Input material START

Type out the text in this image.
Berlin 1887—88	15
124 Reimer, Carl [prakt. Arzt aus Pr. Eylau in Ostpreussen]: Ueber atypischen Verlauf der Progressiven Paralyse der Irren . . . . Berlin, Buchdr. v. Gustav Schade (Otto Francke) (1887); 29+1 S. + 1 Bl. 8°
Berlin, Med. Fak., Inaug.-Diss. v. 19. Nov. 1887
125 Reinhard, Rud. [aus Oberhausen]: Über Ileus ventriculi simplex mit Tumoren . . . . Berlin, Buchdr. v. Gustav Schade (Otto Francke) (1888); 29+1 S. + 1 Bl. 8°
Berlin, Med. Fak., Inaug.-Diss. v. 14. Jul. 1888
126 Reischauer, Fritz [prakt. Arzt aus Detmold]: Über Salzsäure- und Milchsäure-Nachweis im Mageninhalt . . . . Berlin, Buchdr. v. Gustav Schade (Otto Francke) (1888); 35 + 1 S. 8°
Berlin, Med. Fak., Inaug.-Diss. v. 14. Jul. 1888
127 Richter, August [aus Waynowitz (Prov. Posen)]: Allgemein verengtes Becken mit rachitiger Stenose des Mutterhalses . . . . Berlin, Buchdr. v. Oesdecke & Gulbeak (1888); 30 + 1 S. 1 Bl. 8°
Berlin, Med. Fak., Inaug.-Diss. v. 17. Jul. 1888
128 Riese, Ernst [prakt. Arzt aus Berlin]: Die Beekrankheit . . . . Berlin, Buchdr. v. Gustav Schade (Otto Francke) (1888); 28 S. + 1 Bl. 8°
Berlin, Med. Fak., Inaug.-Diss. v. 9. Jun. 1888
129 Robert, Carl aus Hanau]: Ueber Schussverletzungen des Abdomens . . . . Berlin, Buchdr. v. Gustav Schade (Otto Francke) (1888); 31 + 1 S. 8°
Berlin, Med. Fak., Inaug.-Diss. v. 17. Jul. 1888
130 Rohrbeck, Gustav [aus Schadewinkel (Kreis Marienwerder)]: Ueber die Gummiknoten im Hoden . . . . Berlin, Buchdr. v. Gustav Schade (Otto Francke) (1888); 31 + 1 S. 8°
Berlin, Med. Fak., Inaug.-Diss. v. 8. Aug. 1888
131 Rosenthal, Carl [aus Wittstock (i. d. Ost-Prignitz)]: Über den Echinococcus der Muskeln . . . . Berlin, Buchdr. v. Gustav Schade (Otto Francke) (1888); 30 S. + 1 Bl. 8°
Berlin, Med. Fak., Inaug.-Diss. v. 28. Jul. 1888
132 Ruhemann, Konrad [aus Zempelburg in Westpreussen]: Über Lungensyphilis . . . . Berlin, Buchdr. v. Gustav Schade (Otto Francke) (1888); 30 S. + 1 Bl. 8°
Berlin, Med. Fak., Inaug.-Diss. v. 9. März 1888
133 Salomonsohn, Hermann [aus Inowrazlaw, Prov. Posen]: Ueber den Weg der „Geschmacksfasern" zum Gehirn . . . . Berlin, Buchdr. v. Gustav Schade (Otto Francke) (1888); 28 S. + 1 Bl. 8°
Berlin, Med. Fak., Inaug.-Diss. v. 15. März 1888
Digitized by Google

Input material END
Input material START

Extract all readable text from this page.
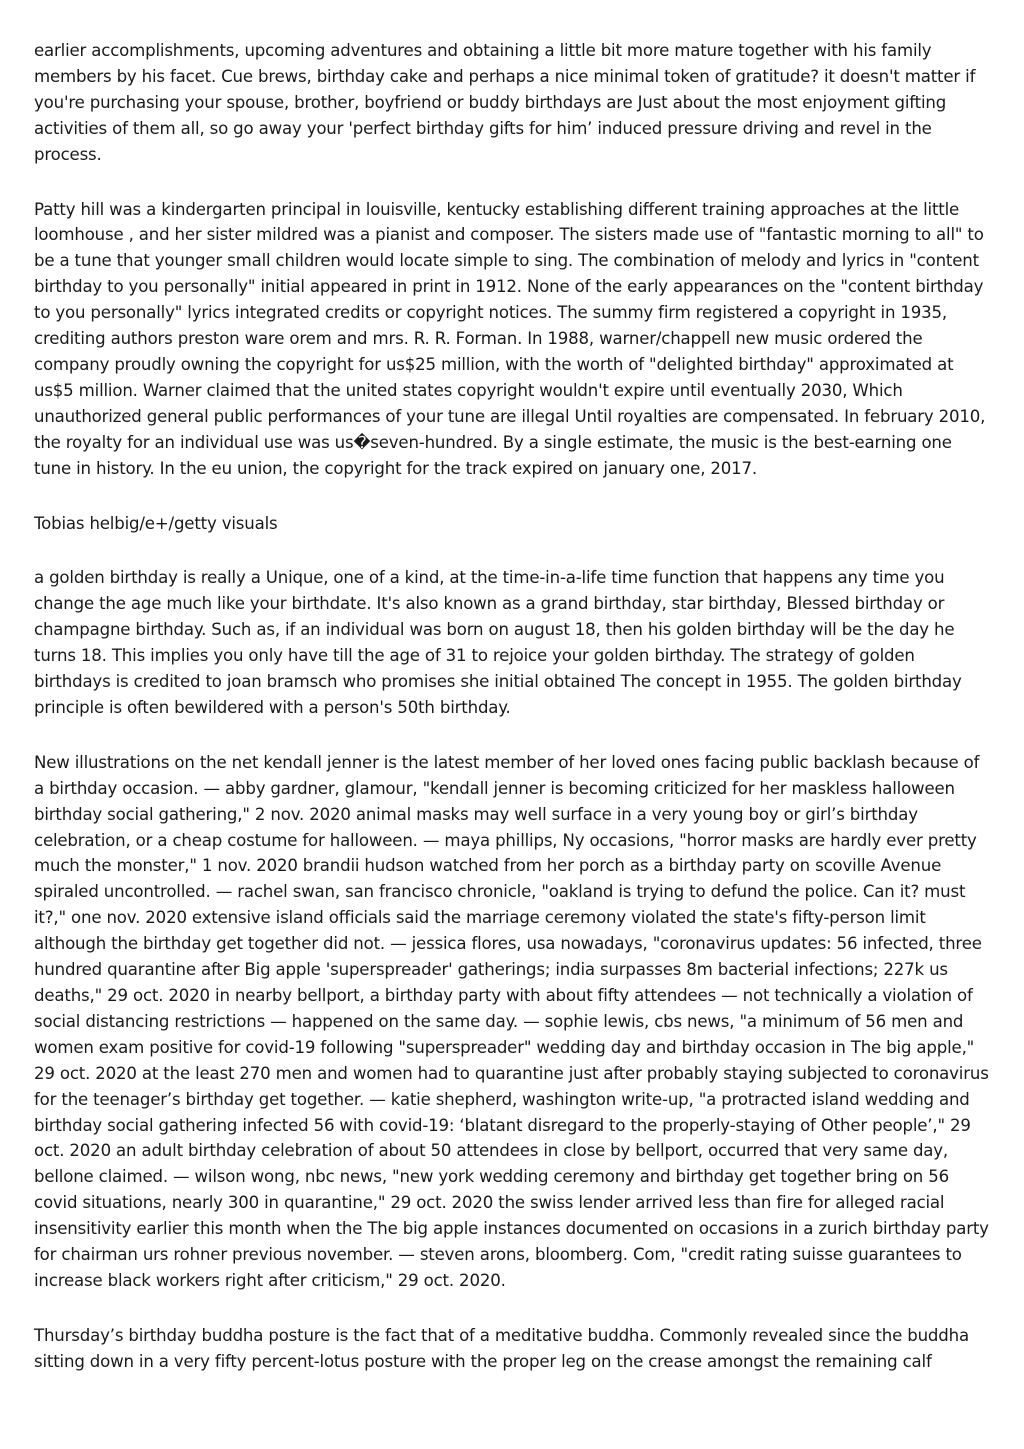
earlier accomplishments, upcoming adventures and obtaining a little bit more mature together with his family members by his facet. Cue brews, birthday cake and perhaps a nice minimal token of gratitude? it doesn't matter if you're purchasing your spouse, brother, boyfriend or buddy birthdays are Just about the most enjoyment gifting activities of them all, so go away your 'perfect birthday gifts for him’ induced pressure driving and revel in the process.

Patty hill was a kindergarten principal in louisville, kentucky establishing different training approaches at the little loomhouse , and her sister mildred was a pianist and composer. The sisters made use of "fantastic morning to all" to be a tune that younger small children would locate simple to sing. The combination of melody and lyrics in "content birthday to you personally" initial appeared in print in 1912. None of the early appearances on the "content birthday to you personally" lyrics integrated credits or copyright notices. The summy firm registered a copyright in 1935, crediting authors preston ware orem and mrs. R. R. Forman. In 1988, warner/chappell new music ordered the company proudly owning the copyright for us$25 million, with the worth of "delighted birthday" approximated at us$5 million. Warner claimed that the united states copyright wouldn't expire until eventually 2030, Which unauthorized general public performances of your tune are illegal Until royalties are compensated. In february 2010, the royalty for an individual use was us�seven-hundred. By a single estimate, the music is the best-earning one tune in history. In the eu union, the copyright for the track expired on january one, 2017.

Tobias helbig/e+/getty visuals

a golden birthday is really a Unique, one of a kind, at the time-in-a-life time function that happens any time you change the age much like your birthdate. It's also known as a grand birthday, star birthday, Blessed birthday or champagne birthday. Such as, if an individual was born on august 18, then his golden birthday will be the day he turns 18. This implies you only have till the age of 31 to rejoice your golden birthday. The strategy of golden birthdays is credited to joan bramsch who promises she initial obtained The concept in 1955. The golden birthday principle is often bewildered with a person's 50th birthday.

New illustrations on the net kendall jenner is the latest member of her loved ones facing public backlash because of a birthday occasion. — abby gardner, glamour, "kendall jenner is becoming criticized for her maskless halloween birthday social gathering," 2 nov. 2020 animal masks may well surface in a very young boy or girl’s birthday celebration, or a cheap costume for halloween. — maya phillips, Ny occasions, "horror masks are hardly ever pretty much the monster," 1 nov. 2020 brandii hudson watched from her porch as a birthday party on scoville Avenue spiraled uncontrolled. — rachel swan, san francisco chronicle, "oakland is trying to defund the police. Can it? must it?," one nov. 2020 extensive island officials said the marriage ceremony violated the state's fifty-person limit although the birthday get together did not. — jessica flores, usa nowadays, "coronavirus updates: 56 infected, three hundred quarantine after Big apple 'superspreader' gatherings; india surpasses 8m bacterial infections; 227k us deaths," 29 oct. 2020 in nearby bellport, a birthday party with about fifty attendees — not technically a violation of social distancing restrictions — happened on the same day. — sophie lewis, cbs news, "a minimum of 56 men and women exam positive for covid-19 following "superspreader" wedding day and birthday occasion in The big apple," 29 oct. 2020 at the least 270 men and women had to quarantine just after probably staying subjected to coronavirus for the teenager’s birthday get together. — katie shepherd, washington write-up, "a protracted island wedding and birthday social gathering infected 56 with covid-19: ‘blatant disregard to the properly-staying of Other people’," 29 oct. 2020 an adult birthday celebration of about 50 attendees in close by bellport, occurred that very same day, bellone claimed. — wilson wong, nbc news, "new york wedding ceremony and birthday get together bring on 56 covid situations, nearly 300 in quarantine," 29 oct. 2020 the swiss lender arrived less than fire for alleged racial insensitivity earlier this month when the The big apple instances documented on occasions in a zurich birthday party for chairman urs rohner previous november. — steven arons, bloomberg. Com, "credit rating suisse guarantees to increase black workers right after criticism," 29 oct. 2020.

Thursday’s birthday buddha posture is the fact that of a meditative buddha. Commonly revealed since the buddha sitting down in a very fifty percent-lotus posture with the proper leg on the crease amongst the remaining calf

Input material END

Aim of the exercise
If a line in the records above includes the string "Diss", copy it.

Response to this exercise
Berlin, Med. Fak., Inaug.-Diss. v. 19. Nov. 1887
Berlin, Med. Fak., Inaug.-Diss. v. 14. Jul. 1888
Berlin, Med. Fak., Inaug.-Diss. v. 14. Jul. 1888
Berlin, Med. Fak., Inaug.-Diss. v. 17. Jul. 1888
Berlin, Med. Fak., Inaug.-Diss. v. 9. Jun. 1888
Berlin, Med. Fak., Inaug.-Diss. v. 17. Jul. 1888
Berlin, Med. Fak., Inaug.-Diss. v. 8. Aug. 1888
Berlin, Med. Fak., Inaug.-Diss. v. 28. Jul. 1888
Berlin, Med. Fak., Inaug.-Diss. v. 9. März 1888
Berlin, Med. Fak., Inaug.-Diss. v. 15. März 1888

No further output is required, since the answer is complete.